▶ [Rows from a figure dataset]
--- --- ---
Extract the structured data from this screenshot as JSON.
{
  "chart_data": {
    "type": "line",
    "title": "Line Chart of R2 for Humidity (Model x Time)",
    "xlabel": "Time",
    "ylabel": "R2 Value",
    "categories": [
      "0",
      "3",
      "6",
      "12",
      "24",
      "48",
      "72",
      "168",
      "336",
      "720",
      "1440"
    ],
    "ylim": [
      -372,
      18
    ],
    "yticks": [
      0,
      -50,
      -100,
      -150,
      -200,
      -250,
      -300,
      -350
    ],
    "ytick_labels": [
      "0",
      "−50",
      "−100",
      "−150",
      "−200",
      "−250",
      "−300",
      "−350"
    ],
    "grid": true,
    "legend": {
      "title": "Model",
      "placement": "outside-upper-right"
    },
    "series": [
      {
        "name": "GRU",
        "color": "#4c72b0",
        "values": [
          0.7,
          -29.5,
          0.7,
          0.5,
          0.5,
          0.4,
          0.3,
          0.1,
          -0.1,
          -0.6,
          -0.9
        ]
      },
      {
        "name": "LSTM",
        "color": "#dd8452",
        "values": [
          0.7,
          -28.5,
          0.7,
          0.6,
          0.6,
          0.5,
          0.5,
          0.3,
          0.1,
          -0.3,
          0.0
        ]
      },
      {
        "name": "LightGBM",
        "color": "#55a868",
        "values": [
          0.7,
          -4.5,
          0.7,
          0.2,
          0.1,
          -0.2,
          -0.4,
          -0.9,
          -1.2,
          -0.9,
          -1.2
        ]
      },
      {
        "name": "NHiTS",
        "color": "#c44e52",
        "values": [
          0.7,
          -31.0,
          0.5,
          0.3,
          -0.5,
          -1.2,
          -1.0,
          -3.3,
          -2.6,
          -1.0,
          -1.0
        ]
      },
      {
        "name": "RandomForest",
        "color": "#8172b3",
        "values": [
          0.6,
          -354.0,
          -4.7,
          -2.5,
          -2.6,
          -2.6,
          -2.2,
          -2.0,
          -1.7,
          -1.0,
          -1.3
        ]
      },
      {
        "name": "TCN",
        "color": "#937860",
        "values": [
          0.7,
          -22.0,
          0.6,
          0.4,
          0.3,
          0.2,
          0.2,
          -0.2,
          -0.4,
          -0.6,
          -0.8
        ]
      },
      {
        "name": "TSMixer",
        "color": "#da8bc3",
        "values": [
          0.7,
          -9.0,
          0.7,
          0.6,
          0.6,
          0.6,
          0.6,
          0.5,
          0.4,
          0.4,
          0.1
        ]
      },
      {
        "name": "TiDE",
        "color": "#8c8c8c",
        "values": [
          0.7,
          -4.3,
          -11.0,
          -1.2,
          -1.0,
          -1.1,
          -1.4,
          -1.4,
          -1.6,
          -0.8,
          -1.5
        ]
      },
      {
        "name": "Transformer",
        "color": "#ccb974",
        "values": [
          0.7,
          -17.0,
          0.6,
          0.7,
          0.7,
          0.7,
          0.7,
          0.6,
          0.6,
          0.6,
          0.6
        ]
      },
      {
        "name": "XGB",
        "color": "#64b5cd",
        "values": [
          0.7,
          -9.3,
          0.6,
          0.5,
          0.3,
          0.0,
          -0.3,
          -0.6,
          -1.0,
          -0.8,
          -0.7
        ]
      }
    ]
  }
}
--- --- ---
Print again each line of the listing above, exactly as it appears.

▶ [REPLY TO THE TASK]
Extract the structured data from this screenshot as JSON.
{
  "chart_data": {
    "type": "line",
    "title": "Line Chart of R2 for Humidity (Model x Time)",
    "xlabel": "Time",
    "ylabel": "R2 Value",
    "categories": [
      "0",
      "3",
      "6",
      "12",
      "24",
      "48",
      "72",
      "168",
      "336",
      "720",
      "1440"
    ],
    "ylim": [
      -372,
      18
    ],
    "yticks": [
      0,
      -50,
      -100,
      -150,
      -200,
      -250,
      -300,
      -350
    ],
    "ytick_labels": [
      "0",
      "−50",
      "−100",
      "−150",
      "−200",
      "−250",
      "−300",
      "−350"
    ],
    "grid": true,
    "legend": {
      "title": "Model",
      "placement": "outside-upper-right"
    },
    "series": [
      {
        "name": "GRU",
        "color": "#4c72b0",
        "values": [
          0.7,
          -29.5,
          0.7,
          0.5,
          0.5,
          0.4,
          0.3,
          0.1,
          -0.1,
          -0.6,
          -0.9
        ]
      },
      {
        "name": "LSTM",
        "color": "#dd8452",
        "values": [
          0.7,
          -28.5,
          0.7,
          0.6,
          0.6,
          0.5,
          0.5,
          0.3,
          0.1,
          -0.3,
          0.0
        ]
      },
      {
        "name": "LightGBM",
        "color": "#55a868",
        "values": [
          0.7,
          -4.5,
          0.7,
          0.2,
          0.1,
          -0.2,
          -0.4,
          -0.9,
          -1.2,
          -0.9,
          -1.2
        ]
      },
      {
        "name": "NHiTS",
        "color": "#c44e52",
        "values": [
          0.7,
          -31.0,
          0.5,
          0.3,
          -0.5,
          -1.2,
          -1.0,
          -3.3,
          -2.6,
          -1.0,
          -1.0
        ]
      },
      {
        "name": "RandomForest",
        "color": "#8172b3",
        "values": [
          0.6,
          -354.0,
          -4.7,
          -2.5,
          -2.6,
          -2.6,
          -2.2,
          -2.0,
          -1.7,
          -1.0,
          -1.3
        ]
      },
      {
        "name": "TCN",
        "color": "#937860",
        "values": [
          0.7,
          -22.0,
          0.6,
          0.4,
          0.3,
          0.2,
          0.2,
          -0.2,
          -0.4,
          -0.6,
          -0.8
        ]
      },
      {
        "name": "TSMixer",
        "color": "#da8bc3",
        "values": [
          0.7,
          -9.0,
          0.7,
          0.6,
          0.6,
          0.6,
          0.6,
          0.5,
          0.4,
          0.4,
          0.1
        ]
      },
      {
        "name": "TiDE",
        "color": "#8c8c8c",
        "values": [
          0.7,
          -4.3,
          -11.0,
          -1.2,
          -1.0,
          -1.1,
          -1.4,
          -1.4,
          -1.6,
          -0.8,
          -1.5
        ]
      },
      {
        "name": "Transformer",
        "color": "#ccb974",
        "values": [
          0.7,
          -17.0,
          0.6,
          0.7,
          0.7,
          0.7,
          0.7,
          0.6,
          0.6,
          0.6,
          0.6
        ]
      },
      {
        "name": "XGB",
        "color": "#64b5cd",
        "values": [
          0.7,
          -9.3,
          0.6,
          0.5,
          0.3,
          0.0,
          -0.3,
          -0.6,
          -1.0,
          -0.8,
          -0.7
        ]
      }
    ]
  }
}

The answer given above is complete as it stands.